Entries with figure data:
----------

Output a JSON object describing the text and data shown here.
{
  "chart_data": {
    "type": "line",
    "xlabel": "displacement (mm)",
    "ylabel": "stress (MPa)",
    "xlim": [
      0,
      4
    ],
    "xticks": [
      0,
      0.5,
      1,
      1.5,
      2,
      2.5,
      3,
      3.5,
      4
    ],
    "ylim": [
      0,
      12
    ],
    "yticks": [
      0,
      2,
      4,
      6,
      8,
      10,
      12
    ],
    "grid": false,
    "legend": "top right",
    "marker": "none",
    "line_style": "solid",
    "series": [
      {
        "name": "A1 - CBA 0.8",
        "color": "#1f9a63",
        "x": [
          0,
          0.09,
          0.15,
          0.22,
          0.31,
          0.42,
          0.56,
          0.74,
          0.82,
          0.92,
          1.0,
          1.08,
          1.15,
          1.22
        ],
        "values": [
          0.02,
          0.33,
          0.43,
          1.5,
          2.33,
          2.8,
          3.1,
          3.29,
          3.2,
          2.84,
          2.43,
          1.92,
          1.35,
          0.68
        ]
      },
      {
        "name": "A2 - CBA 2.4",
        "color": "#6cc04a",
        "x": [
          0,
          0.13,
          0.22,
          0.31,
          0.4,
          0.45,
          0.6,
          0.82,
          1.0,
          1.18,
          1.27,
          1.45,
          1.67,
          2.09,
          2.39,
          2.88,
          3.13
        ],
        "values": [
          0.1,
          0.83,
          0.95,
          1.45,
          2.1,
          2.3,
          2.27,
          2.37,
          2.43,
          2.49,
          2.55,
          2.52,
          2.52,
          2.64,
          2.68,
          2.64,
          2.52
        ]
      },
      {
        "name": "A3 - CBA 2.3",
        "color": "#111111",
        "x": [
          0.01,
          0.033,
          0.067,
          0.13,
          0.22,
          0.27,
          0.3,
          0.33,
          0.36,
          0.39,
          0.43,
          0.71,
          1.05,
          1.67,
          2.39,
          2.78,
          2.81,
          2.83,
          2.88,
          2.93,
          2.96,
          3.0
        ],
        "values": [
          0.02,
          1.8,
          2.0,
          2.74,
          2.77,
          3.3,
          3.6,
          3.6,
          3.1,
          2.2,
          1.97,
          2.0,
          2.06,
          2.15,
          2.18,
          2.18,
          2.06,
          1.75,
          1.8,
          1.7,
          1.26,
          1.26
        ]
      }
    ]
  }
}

----------

The word "name" may appear on some lines. Report how many lines hold it, giving the number alone.

3